▶ DATA FOR THIS EXERCISE:
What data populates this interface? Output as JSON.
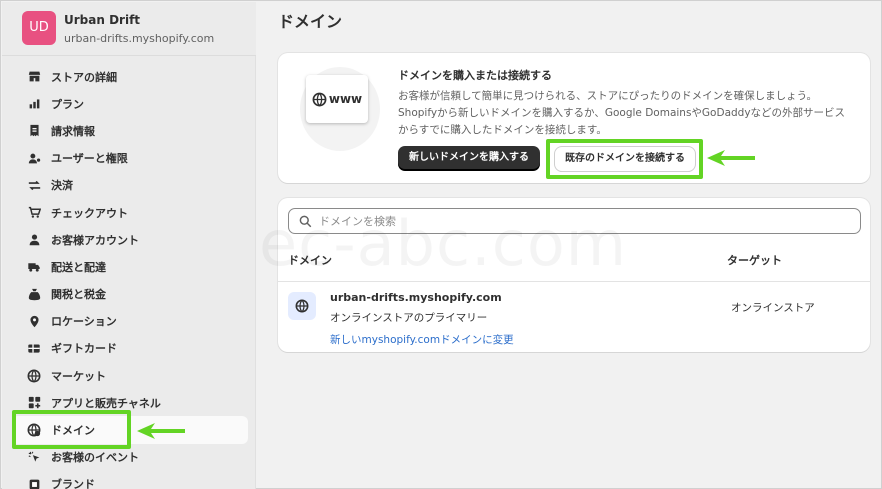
{
  "store": {
    "initials": "UD",
    "name": "Urban Drift",
    "url": "urban-drifts.myshopify.com"
  },
  "nav": {
    "items": [
      {
        "label": "ストアの詳細",
        "icon": "store-icon"
      },
      {
        "label": "プラン",
        "icon": "plan-chart-icon"
      },
      {
        "label": "請求情報",
        "icon": "billing-receipt-icon"
      },
      {
        "label": "ユーザーと権限",
        "icon": "user-permissions-icon"
      },
      {
        "label": "決済",
        "icon": "payments-icon"
      },
      {
        "label": "チェックアウト",
        "icon": "cart-icon"
      },
      {
        "label": "お客様アカウント",
        "icon": "person-icon"
      },
      {
        "label": "配送と配達",
        "icon": "truck-icon"
      },
      {
        "label": "関税と税金",
        "icon": "tax-bag-icon"
      },
      {
        "label": "ロケーション",
        "icon": "location-pin-icon"
      },
      {
        "label": "ギフトカード",
        "icon": "gift-card-icon"
      },
      {
        "label": "マーケット",
        "icon": "globe-market-icon"
      },
      {
        "label": "アプリと販売チャネル",
        "icon": "apps-icon"
      },
      {
        "label": "ドメイン",
        "icon": "globe-domain-icon"
      },
      {
        "label": "お客様のイベント",
        "icon": "cursor-events-icon"
      },
      {
        "label": "ブランド",
        "icon": "brand-icon"
      }
    ],
    "active_index": 13
  },
  "page": {
    "title": "ドメイン"
  },
  "buy_card": {
    "illustration_text": "www",
    "title": "ドメインを購入または接続する",
    "description": "お客様が信頼して簡単に見つけられる、ストアにぴったりのドメインを確保しましょう。Shopifyから新しいドメインを購入するか、Google DomainsやGoDaddyなどの外部サービスからすでに購入したドメインを接続します。",
    "buy_button": "新しいドメインを購入する",
    "connect_button": "既存のドメインを接続する"
  },
  "domains": {
    "search_placeholder": "ドメインを検索",
    "col_domain": "ドメイン",
    "col_target": "ターゲット",
    "rows": [
      {
        "name": "urban-drifts.myshopify.com",
        "sub": "オンラインストアのプライマリー",
        "link": "新しいmyshopify.comドメインに変更",
        "target": "オンラインストア"
      }
    ]
  },
  "watermark": "ec-abc.com",
  "colors": {
    "highlight": "#63d424",
    "avatar": "#e85181",
    "link": "#2c6ecb",
    "primary_button": "#303030"
  }
}
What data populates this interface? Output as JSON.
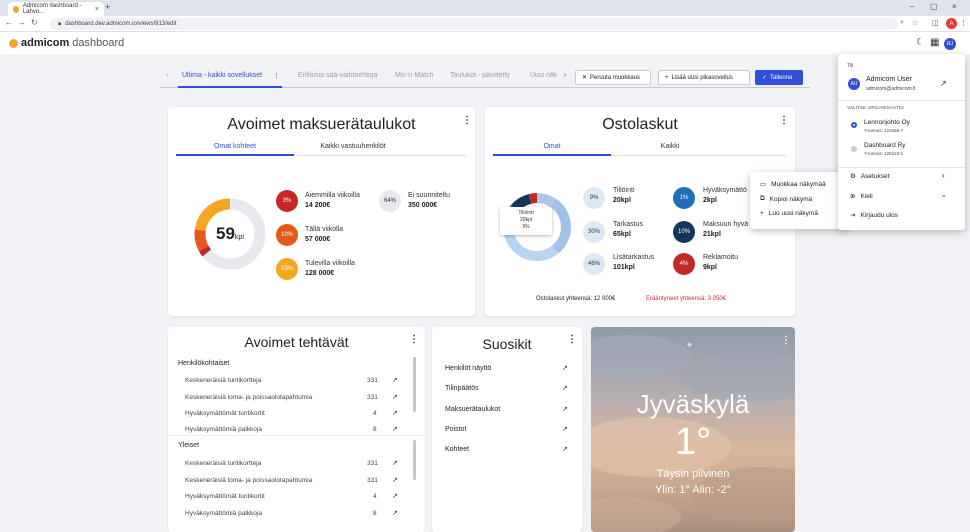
{
  "browser": {
    "tab_title": "Admicom dashboard - Lahvo...",
    "url": "dashboard.dev.admicom.io/views/913/edit",
    "profile_initial": "A"
  },
  "app": {
    "brand": "admicom",
    "product": "dashboard",
    "avatar": "RJ"
  },
  "dashboard_tabs": [
    {
      "label": "Ultima - kaikki sovellukset",
      "active": true
    },
    {
      "label": "Erillaisia sää-vaihtoehtoja"
    },
    {
      "label": "Mix-n-Match"
    },
    {
      "label": "Taulukot - päivitetty"
    },
    {
      "label": "Uusi näk"
    }
  ],
  "actions": {
    "cancel": "Peruuta muokkaus",
    "add": "Lisää uusi pikasovellus",
    "save": "Tallenna"
  },
  "maksuerat": {
    "title": "Avoimet maksuerätaulukot",
    "tabs": [
      "Omat kohteet",
      "Kaikki vastuuhenkilöt"
    ],
    "center_value": "59",
    "center_unit": "kpl",
    "items": [
      {
        "pct": "3%",
        "label": "Aiemmilla viikoilla",
        "value": "14 200€",
        "color": "#c62828"
      },
      {
        "pct": "10%",
        "label": "Tällä viikolla",
        "value": "57 000€",
        "color": "#e55a1c"
      },
      {
        "pct": "23%",
        "label": "Tulevilla viikoilla",
        "value": "128 000€",
        "color": "#f5a623"
      },
      {
        "pct": "64%",
        "label": "Ei suunniteltu",
        "value": "350 000€",
        "color": "#e7e9ee"
      }
    ]
  },
  "ostolaskut": {
    "title": "Ostolaskut",
    "tabs": [
      "Omat",
      "Kaikki"
    ],
    "tooltip": {
      "title": "Tiliöinti",
      "count": "20kpl",
      "pct": "9%"
    },
    "items": [
      {
        "pct": "9%",
        "label": "Tiliöinti",
        "value": "20kpl",
        "color": "#dce9f6"
      },
      {
        "pct": "30%",
        "label": "Tarkastus",
        "value": "65kpl",
        "color": "#dce9f6"
      },
      {
        "pct": "46%",
        "label": "Lisätarkastus",
        "value": "101kpl",
        "color": "#dce9f6"
      },
      {
        "pct": "1%",
        "label": "Hyväksymättö",
        "value": "2kpl",
        "color": "#1e6fb8"
      },
      {
        "pct": "10%",
        "label": "Maksuun hyvä",
        "value": "21kpl",
        "color": "#12365c"
      },
      {
        "pct": "4%",
        "label": "Reklamoitu",
        "value": "9kpl",
        "color": "#c62828"
      }
    ],
    "total": "Ostolaskut yhteensä: 12 000€",
    "overdue": "Erääntyneet yhteensä: 3 050€"
  },
  "tehtavat": {
    "title": "Avoimet tehtävät",
    "sections": [
      {
        "name": "Henkilökohtaiset",
        "rows": [
          {
            "label": "Keskeneräisiä tuntikortteja",
            "count": "331"
          },
          {
            "label": "Keskeneräisiä loma- ja poissaolotapahtumia",
            "count": "331"
          },
          {
            "label": "Hyväksymättömät tuntikortit",
            "count": "4"
          },
          {
            "label": "Hyväksymättömiä palkkoja",
            "count": "8"
          }
        ]
      },
      {
        "name": "Yleiset",
        "rows": [
          {
            "label": "Keskeneräisiä tuntikortteja",
            "count": "331"
          },
          {
            "label": "Keskeneräisiä loma- ja poissaolotapahtumia",
            "count": "331"
          },
          {
            "label": "Hyväksymättömät tuntikortit",
            "count": "4"
          },
          {
            "label": "Hyväksymättömiä palkkoja",
            "count": "8"
          }
        ]
      }
    ]
  },
  "suosikit": {
    "title": "Suosikit",
    "items": [
      "Henkilöt näyttö",
      "Tilinpäätös",
      "Maksuerätaulukot",
      "Poistot",
      "Kohteet"
    ]
  },
  "weather": {
    "city": "Jyväskylä",
    "temp": "1°",
    "desc": "Täysin pilvinen",
    "range": "Ylin: 1°  Alin: -2°"
  },
  "context_menu": {
    "items": [
      "Muokkaa näkymää",
      "Kopioi näkymä",
      "Luo uusi näkymä"
    ]
  },
  "user_menu": {
    "account_header": "Tili",
    "user_name": "Admicom User",
    "user_email": "admicom@admicom.fi",
    "user_initials": "AU",
    "org_header": "Valitse organisaatio",
    "orgs": [
      {
        "name": "Lennonjohto Oy",
        "id": "Y-tunnus: 123456-7",
        "selected": true
      },
      {
        "name": "Dashboard Ry",
        "id": "Y-tunnus: 125123-1",
        "selected": false
      }
    ],
    "settings": "Asetukset",
    "language": "Kieli",
    "logout": "Kirjaudu ulos"
  }
}
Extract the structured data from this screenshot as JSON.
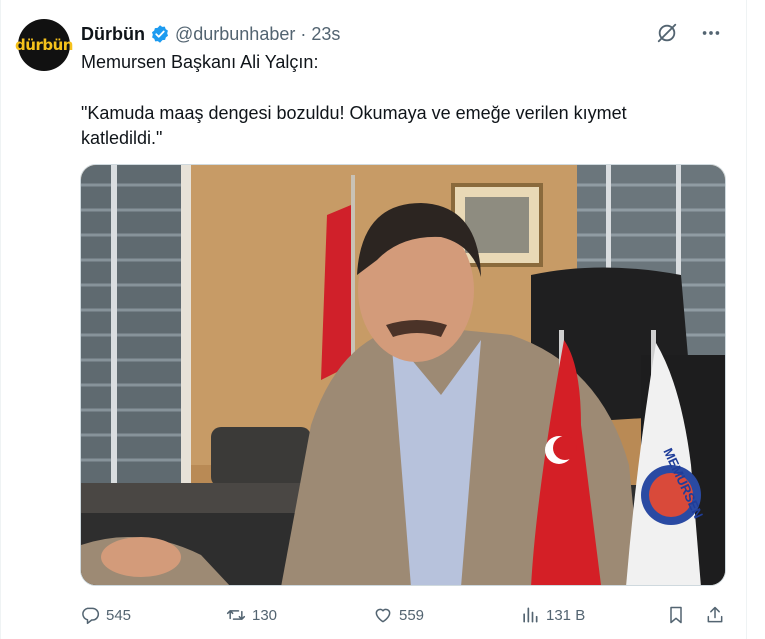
{
  "account": {
    "avatar_text": "dürbün",
    "display_name": "Dürbün",
    "handle": "@durbunhaber",
    "separator": "·",
    "time": "23s"
  },
  "tweet": {
    "line1": "Memursen Başkanı Ali Yalçın:",
    "line2": "\"Kamuda maaş dengesi bozuldu! Okumaya ve emeğe verilen kıymet katledildi.\""
  },
  "media": {
    "flag_text": "MEMURSEN"
  },
  "actions": {
    "replies": "545",
    "retweets": "130",
    "likes": "559",
    "views": "131 B"
  },
  "colors": {
    "accent": "#1d9bf0",
    "secondary_text": "#536471",
    "avatar_bg": "#111111",
    "avatar_text": "#f6c21c"
  },
  "icons": [
    "verified-badge-icon",
    "grok-icon",
    "more-icon",
    "reply-icon",
    "retweet-icon",
    "like-icon",
    "views-icon",
    "bookmark-icon",
    "share-icon"
  ]
}
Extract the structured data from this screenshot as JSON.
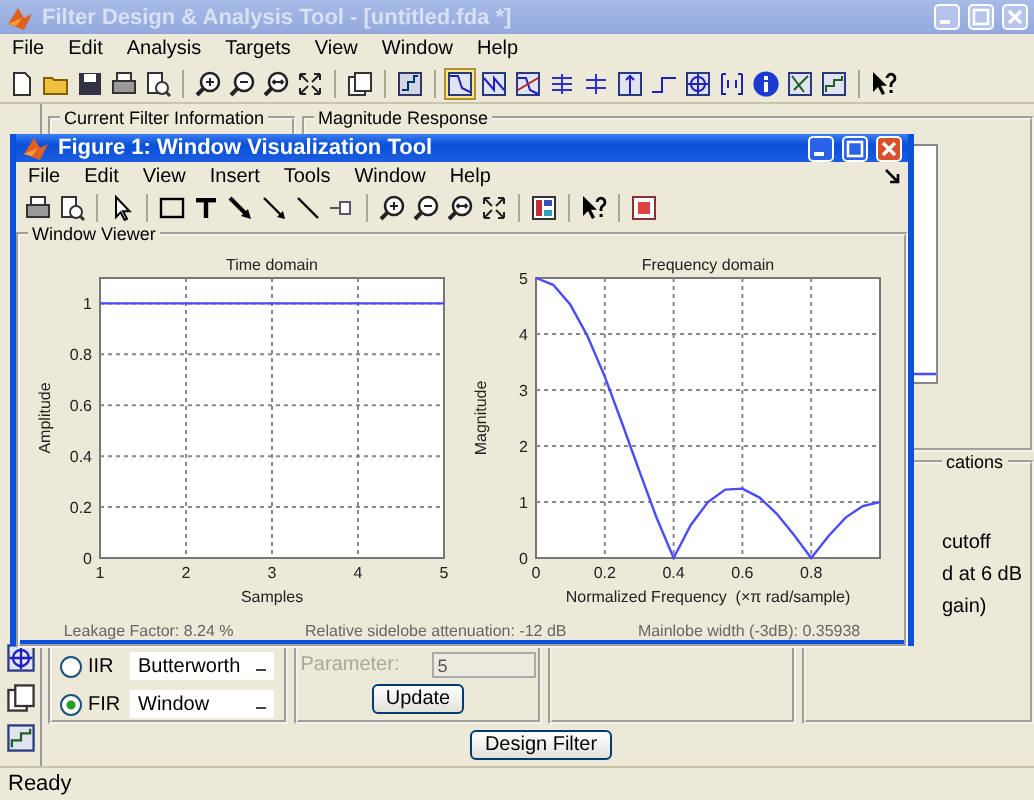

▶ WHAT IS NEEDED: Find the lines above holding the word "link" and show them.

▶ FINISHED ANSWER:
        "link": "新しいmyshopify.comドメインに変更",
    "link": "#2c6ecb",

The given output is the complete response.